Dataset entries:
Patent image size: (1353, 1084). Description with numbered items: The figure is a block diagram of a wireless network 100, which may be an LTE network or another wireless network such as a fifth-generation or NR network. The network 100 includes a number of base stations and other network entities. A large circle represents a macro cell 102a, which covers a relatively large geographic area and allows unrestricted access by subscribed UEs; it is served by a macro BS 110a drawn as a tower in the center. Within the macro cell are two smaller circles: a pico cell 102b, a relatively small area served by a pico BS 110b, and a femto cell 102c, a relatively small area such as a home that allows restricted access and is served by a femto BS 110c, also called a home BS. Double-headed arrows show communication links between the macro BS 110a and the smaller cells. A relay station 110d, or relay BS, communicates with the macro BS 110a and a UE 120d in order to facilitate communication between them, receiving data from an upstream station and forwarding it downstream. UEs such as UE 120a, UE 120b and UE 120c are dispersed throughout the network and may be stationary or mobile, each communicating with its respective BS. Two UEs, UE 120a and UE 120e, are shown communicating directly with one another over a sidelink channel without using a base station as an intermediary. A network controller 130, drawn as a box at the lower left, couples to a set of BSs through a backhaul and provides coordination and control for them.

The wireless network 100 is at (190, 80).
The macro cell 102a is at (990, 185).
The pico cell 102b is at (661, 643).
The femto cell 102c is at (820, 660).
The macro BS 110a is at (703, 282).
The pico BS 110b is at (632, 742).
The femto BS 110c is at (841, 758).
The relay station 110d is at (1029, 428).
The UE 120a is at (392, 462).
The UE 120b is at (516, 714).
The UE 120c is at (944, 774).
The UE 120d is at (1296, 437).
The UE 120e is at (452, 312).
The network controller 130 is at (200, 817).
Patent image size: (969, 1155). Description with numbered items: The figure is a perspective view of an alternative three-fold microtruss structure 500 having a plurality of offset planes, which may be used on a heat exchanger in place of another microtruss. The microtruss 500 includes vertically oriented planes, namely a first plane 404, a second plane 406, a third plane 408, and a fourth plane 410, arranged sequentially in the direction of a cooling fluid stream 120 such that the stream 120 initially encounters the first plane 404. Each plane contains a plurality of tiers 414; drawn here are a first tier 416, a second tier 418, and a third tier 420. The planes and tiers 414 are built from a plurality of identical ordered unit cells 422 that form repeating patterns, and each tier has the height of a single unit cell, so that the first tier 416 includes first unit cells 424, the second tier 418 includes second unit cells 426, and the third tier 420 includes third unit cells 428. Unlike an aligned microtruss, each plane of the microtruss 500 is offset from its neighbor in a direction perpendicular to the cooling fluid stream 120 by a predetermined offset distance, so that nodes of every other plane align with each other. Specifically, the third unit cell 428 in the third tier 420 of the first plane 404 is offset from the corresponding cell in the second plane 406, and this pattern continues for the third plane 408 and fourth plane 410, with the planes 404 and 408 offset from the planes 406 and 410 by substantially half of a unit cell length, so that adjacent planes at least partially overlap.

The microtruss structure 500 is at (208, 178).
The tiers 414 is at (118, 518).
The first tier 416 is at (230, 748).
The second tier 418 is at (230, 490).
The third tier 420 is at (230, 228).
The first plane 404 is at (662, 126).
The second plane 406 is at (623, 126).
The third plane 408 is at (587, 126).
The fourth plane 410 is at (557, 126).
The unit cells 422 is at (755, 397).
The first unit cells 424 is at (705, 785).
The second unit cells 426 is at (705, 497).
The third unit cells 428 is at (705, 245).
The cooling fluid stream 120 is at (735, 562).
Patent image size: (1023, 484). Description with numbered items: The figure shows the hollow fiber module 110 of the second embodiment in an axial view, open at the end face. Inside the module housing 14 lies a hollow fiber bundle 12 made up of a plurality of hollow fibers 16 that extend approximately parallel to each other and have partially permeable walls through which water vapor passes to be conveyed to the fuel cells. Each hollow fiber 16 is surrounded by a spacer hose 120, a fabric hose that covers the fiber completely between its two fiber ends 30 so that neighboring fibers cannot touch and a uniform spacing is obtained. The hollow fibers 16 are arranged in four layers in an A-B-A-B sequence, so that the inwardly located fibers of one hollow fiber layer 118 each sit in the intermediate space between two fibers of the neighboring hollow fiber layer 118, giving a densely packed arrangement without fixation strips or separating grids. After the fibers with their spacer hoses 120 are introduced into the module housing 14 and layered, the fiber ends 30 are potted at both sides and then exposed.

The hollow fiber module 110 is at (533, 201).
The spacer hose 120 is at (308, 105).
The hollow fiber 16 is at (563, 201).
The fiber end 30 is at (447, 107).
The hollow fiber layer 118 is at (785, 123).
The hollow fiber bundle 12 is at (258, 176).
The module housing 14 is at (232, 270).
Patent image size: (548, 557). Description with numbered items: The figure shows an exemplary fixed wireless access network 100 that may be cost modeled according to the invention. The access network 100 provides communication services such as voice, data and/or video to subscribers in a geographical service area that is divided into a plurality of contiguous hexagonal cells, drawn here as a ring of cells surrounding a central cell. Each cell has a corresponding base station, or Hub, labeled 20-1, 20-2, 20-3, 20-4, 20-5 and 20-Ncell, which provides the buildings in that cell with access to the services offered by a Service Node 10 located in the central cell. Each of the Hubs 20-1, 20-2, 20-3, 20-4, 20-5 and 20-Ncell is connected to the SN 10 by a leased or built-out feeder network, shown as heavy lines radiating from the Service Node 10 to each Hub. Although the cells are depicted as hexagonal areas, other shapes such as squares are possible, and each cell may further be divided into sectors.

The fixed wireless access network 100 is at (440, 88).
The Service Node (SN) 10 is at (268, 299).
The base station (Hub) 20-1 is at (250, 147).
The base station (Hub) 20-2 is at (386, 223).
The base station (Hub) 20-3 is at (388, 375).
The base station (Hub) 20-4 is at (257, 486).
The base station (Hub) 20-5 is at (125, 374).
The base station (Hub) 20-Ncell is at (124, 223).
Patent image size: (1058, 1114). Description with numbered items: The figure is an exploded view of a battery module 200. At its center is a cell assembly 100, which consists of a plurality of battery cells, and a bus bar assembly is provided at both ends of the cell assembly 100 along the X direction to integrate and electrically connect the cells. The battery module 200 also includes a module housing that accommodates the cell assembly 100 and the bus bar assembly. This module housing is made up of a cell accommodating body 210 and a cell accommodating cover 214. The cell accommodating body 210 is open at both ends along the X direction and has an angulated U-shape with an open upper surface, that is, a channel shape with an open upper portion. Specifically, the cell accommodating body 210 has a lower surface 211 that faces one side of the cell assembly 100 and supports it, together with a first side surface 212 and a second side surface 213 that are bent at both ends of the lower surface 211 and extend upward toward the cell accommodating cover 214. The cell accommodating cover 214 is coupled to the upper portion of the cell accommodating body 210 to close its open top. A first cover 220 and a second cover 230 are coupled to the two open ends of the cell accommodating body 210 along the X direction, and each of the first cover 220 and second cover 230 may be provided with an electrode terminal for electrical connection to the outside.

WORK INSTRUCTION
All of the entries above are to be written out again exactly.

ANSWER TO THIS PROBLEM
Patent image size: (1353, 1084). Description with numbered items: The figure is a block diagram of a wireless network 100, which may be an LTE network or another wireless network such as a fifth-generation or NR network. The network 100 includes a number of base stations and other network entities. A large circle represents a macro cell 102a, which covers a relatively large geographic area and allows unrestricted access by subscribed UEs; it is served by a macro BS 110a drawn as a tower in the center. Within the macro cell are two smaller circles: a pico cell 102b, a relatively small area served by a pico BS 110b, and a femto cell 102c, a relatively small area such as a home that allows restricted access and is served by a femto BS 110c, also called a home BS. Double-headed arrows show communication links between the macro BS 110a and the smaller cells. A relay station 110d, or relay BS, communicates with the macro BS 110a and a UE 120d in order to facilitate communication between them, receiving data from an upstream station and forwarding it downstream. UEs such as UE 120a, UE 120b and UE 120c are dispersed throughout the network and may be stationary or mobile, each communicating with its respective BS. Two UEs, UE 120a and UE 120e, are shown communicating directly with one another over a sidelink channel without using a base station as an intermediary. A network controller 130, drawn as a box at the lower left, couples to a set of BSs through a backhaul and provides coordination and control for them.

The wireless network 100 is at (190, 80).
The macro cell 102a is at (990, 185).
The pico cell 102b is at (661, 643).
The femto cell 102c is at (820, 660).
The macro BS 110a is at (703, 282).
The pico BS 110b is at (632, 742).
The femto BS 110c is at (841, 758).
The relay station 110d is at (1029, 428).
The UE 120a is at (392, 462).
The UE 120b is at (516, 714).
The UE 120c is at (944, 774).
The UE 120d is at (1296, 437).
The UE 120e is at (452, 312).
The network controller 130 is at (200, 817).
Patent image size: (969, 1155). Description with numbered items: The figure is a perspective view of an alternative three-fold microtruss structure 500 having a plurality of offset planes, which may be used on a heat exchanger in place of another microtruss. The microtruss 500 includes vertically oriented planes, namely a first plane 404, a second plane 406, a third plane 408, and a fourth plane 410, arranged sequentially in the direction of a cooling fluid stream 120 such that the stream 120 initially encounters the first plane 404. Each plane contains a plurality of tiers 414; drawn here are a first tier 416, a second tier 418, and a third tier 420. The planes and tiers 414 are built from a plurality of identical ordered unit cells 422 that form repeating patterns, and each tier has the height of a single unit cell, so that the first tier 416 includes first unit cells 424, the second tier 418 includes second unit cells 426, and the third tier 420 includes third unit cells 428. Unlike an aligned microtruss, each plane of the microtruss 500 is offset from its neighbor in a direction perpendicular to the cooling fluid stream 120 by a predetermined offset distance, so that nodes of every other plane align with each other. Specifically, the third unit cell 428 in the third tier 420 of the first plane 404 is offset from the corresponding cell in the second plane 406, and this pattern continues for the third plane 408 and fourth plane 410, with the planes 404 and 408 offset from the planes 406 and 410 by substantially half of a unit cell length, so that adjacent planes at least partially overlap.

The microtruss structure 500 is at (208, 178).
The tiers 414 is at (118, 518).
The first tier 416 is at (230, 748).
The second tier 418 is at (230, 490).
The third tier 420 is at (230, 228).
The first plane 404 is at (662, 126).
The second plane 406 is at (623, 126).
The third plane 408 is at (587, 126).
The fourth plane 410 is at (557, 126).
The unit cells 422 is at (755, 397).
The first unit cells 424 is at (705, 785).
The second unit cells 426 is at (705, 497).
The third unit cells 428 is at (705, 245).
The cooling fluid stream 120 is at (735, 562).
Patent image size: (1023, 484). Description with numbered items: The figure shows the hollow fiber module 110 of the second embodiment in an axial view, open at the end face. Inside the module housing 14 lies a hollow fiber bundle 12 made up of a plurality of hollow fibers 16 that extend approximately parallel to each other and have partially permeable walls through which water vapor passes to be conveyed to the fuel cells. Each hollow fiber 16 is surrounded by a spacer hose 120, a fabric hose that covers the fiber completely between its two fiber ends 30 so that neighboring fibers cannot touch and a uniform spacing is obtained. The hollow fibers 16 are arranged in four layers in an A-B-A-B sequence, so that the inwardly located fibers of one hollow fiber layer 118 each sit in the intermediate space between two fibers of the neighboring hollow fiber layer 118, giving a densely packed arrangement without fixation strips or separating grids. After the fibers with their spacer hoses 120 are introduced into the module housing 14 and layered, the fiber ends 30 are potted at both sides and then exposed.

The hollow fiber module 110 is at (533, 201).
The spacer hose 120 is at (308, 105).
The hollow fiber 16 is at (563, 201).
The fiber end 30 is at (447, 107).
The hollow fiber layer 118 is at (785, 123).
The hollow fiber bundle 12 is at (258, 176).
The module housing 14 is at (232, 270).
Patent image size: (548, 557). Description with numbered items: The figure shows an exemplary fixed wireless access network 100 that may be cost modeled according to the invention. The access network 100 provides communication services such as voice, data and/or video to subscribers in a geographical service area that is divided into a plurality of contiguous hexagonal cells, drawn here as a ring of cells surrounding a central cell. Each cell has a corresponding base station, or Hub, labeled 20-1, 20-2, 20-3, 20-4, 20-5 and 20-Ncell, which provides the buildings in that cell with access to the services offered by a Service Node 10 located in the central cell. Each of the Hubs 20-1, 20-2, 20-3, 20-4, 20-5 and 20-Ncell is connected to the SN 10 by a leased or built-out feeder network, shown as heavy lines radiating from the Service Node 10 to each Hub. Although the cells are depicted as hexagonal areas, other shapes such as squares are possible, and each cell may further be divided into sectors.

The fixed wireless access network 100 is at (440, 88).
The Service Node (SN) 10 is at (268, 299).
The base station (Hub) 20-1 is at (250, 147).
The base station (Hub) 20-2 is at (386, 223).
The base station (Hub) 20-3 is at (388, 375).
The base station (Hub) 20-4 is at (257, 486).
The base station (Hub) 20-5 is at (125, 374).
The base station (Hub) 20-Ncell is at (124, 223).
Patent image size: (1058, 1114). Description with numbered items: The figure is an exploded view of a battery module 200. At its center is a cell assembly 100, which consists of a plurality of battery cells, and a bus bar assembly is provided at both ends of the cell assembly 100 along the X direction to integrate and electrically connect the cells. The battery module 200 also includes a module housing that accommodates the cell assembly 100 and the bus bar assembly. This module housing is made up of a cell accommodating body 210 and a cell accommodating cover 214. The cell accommodating body 210 is open at both ends along the X direction and has an angulated U-shape with an open upper surface, that is, a channel shape with an open upper portion. Specifically, the cell accommodating body 210 has a lower surface 211 that faces one side of the cell assembly 100 and supports it, together with a first side surface 212 and a second side surface 213 that are bent at both ends of the lower surface 211 and extend upward toward the cell accommodating cover 214. The cell accommodating cover 214 is coupled to the upper portion of the cell accommodating body 210 to close its open top. A first cover 220 and a second cover 230 are coupled to the two open ends of the cell accommodating body 210 along the X direction, and each of the first cover 220 and second cover 230 may be provided with an electrode terminal for electrical connection to the outside.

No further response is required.